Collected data
## start

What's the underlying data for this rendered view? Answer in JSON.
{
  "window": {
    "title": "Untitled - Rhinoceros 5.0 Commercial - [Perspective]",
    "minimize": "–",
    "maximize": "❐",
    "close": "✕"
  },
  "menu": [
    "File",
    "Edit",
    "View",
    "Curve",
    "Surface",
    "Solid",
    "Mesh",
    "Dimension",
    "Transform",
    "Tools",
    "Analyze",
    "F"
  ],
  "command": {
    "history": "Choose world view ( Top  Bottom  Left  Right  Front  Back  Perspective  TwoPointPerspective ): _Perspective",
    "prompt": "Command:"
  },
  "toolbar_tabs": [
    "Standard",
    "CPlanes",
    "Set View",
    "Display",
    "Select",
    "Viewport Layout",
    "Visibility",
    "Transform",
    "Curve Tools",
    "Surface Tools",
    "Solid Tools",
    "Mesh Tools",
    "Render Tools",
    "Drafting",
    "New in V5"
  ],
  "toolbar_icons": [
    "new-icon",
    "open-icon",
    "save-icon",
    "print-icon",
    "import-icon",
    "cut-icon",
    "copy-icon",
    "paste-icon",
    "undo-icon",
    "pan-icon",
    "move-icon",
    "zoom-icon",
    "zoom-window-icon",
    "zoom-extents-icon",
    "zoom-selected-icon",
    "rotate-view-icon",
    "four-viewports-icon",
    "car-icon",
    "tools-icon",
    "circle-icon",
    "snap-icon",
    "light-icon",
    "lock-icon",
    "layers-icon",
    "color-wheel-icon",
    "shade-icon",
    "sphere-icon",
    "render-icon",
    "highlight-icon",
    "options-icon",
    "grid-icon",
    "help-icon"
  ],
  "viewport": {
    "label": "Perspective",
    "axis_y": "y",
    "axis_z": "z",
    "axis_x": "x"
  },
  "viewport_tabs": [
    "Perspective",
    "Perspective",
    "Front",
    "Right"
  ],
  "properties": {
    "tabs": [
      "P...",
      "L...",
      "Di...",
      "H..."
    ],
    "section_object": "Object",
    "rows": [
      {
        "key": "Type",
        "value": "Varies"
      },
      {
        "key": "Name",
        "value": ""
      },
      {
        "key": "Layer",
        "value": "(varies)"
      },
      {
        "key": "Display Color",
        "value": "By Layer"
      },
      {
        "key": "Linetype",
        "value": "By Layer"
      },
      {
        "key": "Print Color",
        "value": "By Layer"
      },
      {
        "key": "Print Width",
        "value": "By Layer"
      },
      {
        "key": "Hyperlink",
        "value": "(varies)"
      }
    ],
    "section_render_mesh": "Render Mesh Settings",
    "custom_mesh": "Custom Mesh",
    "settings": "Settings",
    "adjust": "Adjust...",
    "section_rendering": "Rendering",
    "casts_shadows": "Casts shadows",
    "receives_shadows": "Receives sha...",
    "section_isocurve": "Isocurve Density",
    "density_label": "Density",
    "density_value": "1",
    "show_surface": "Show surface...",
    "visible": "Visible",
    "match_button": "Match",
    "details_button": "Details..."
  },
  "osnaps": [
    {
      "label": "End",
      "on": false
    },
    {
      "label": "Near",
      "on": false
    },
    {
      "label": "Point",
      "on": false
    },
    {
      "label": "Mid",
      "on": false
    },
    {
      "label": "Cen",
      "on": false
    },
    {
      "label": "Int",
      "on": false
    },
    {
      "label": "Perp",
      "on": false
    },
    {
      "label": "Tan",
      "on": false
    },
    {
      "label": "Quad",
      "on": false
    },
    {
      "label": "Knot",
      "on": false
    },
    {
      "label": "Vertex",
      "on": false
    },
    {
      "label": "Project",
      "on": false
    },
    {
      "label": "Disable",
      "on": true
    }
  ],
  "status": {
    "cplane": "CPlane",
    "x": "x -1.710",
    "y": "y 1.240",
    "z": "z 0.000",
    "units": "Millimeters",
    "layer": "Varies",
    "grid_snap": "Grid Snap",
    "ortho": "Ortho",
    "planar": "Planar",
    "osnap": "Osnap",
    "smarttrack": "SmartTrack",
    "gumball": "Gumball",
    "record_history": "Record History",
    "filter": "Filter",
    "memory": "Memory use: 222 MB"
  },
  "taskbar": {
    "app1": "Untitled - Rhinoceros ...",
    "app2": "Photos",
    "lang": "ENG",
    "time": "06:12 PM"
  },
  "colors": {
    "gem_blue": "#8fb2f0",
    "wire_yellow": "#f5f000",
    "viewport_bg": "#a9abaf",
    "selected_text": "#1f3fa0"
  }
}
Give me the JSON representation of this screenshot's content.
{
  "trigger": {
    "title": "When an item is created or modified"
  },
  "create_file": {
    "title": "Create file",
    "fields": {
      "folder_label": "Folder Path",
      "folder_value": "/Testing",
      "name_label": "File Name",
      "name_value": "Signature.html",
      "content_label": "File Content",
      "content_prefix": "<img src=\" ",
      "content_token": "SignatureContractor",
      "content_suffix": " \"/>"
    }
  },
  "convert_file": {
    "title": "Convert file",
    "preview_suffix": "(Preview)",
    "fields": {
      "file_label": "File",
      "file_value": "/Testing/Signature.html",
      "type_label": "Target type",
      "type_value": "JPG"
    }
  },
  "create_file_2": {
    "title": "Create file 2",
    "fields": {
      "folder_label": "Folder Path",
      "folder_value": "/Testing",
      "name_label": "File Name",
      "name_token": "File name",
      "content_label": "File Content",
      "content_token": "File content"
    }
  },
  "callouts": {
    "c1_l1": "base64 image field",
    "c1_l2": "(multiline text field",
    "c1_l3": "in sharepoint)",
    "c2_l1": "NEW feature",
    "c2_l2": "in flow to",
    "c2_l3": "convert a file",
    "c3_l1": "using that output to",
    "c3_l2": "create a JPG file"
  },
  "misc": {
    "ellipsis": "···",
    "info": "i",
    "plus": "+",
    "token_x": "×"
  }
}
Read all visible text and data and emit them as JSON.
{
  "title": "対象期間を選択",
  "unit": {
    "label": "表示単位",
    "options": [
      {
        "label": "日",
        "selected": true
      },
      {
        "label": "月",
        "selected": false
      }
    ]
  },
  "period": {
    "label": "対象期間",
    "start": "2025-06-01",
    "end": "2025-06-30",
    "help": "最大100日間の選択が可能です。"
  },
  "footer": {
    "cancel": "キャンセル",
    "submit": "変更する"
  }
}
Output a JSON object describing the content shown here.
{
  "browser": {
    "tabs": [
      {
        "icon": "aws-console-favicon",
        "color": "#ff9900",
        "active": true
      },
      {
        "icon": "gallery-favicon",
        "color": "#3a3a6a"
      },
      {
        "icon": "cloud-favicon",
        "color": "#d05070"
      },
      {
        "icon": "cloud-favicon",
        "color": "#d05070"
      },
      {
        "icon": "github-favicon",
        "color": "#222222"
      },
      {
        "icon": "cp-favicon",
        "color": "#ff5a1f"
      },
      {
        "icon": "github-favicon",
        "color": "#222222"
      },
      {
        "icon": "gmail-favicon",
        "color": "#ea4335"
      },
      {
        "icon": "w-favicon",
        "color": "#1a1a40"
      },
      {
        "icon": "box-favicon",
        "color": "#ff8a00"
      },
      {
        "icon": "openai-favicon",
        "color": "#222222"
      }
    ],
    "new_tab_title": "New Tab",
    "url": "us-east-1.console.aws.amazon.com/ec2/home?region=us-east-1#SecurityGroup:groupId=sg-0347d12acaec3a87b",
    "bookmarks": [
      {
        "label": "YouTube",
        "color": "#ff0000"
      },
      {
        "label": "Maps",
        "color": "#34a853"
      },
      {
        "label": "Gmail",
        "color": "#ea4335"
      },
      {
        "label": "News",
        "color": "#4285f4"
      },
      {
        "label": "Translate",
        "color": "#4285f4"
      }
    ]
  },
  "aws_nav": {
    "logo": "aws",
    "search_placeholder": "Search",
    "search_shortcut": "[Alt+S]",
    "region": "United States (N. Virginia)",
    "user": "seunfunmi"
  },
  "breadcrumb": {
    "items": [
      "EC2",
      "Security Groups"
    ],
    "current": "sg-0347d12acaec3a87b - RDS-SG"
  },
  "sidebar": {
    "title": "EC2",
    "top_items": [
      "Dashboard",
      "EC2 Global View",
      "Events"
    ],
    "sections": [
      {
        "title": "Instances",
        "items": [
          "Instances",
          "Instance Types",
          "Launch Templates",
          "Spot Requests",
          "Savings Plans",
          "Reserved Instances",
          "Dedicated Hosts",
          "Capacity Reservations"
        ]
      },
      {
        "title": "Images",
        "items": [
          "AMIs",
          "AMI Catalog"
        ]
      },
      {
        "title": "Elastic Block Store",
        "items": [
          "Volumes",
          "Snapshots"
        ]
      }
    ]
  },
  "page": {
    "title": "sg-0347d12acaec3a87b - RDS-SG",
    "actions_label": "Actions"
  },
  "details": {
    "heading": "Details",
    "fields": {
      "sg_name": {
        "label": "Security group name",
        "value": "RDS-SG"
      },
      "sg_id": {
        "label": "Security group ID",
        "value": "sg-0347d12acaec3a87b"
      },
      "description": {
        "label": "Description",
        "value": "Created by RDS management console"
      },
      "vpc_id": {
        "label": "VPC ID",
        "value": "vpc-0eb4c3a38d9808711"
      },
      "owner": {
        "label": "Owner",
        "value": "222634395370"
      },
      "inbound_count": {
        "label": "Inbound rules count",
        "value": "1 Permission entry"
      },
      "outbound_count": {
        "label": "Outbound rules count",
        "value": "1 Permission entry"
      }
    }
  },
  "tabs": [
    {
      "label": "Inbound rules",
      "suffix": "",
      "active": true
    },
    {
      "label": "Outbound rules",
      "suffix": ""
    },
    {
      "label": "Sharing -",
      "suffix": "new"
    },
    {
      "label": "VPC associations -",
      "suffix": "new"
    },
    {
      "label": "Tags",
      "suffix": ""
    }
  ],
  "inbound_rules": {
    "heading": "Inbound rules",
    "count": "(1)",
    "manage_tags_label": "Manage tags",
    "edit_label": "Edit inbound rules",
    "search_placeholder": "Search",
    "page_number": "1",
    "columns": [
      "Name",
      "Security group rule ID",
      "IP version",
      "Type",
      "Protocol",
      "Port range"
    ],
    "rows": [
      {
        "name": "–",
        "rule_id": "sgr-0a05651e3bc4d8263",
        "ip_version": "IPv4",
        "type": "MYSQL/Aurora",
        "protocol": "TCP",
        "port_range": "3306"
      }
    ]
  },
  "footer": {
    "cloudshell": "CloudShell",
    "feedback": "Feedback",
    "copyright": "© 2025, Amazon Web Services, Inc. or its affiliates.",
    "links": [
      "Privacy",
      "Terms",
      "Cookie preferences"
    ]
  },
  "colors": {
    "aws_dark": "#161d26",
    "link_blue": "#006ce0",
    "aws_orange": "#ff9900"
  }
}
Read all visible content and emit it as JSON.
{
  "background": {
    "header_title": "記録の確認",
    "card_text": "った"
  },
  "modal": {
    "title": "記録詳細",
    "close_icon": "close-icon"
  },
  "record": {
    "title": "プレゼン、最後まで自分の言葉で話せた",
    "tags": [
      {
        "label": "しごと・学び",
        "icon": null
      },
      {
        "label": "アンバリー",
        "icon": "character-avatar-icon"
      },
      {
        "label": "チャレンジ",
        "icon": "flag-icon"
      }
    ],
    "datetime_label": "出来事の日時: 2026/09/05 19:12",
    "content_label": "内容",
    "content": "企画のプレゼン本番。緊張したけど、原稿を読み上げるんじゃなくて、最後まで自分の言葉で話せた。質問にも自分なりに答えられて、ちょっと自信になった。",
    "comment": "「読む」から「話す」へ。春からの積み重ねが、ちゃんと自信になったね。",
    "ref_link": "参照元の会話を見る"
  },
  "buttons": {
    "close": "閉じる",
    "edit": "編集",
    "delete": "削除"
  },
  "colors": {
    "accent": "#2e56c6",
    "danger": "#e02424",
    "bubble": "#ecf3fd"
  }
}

## end

● Your objective: Output the line that contains "Read all visible content and emit it as JSON.", followed by every later line in the listing, with no line omitted and none added.

● Answer below:
Read all visible content and emit it as JSON.
{
  "background": {
    "header_title": "記録の確認",
    "card_text": "った"
  },
  "modal": {
    "title": "記録詳細",
    "close_icon": "close-icon"
  },
  "record": {
    "title": "プレゼン、最後まで自分の言葉で話せた",
    "tags": [
      {
        "label": "しごと・学び",
        "icon": null
      },
      {
        "label": "アンバリー",
        "icon": "character-avatar-icon"
      },
      {
        "label": "チャレンジ",
        "icon": "flag-icon"
      }
    ],
    "datetime_label": "出来事の日時: 2026/09/05 19:12",
    "content_label": "内容",
    "content": "企画のプレゼン本番。緊張したけど、原稿を読み上げるんじゃなくて、最後まで自分の言葉で話せた。質問にも自分なりに答えられて、ちょっと自信になった。",
    "comment": "「読む」から「話す」へ。春からの積み重ねが、ちゃんと自信になったね。",
    "ref_link": "参照元の会話を見る"
  },
  "buttons": {
    "close": "閉じる",
    "edit": "編集",
    "delete": "削除"
  },
  "colors": {
    "accent": "#2e56c6",
    "danger": "#e02424",
    "bubble": "#ecf3fd"
  }
}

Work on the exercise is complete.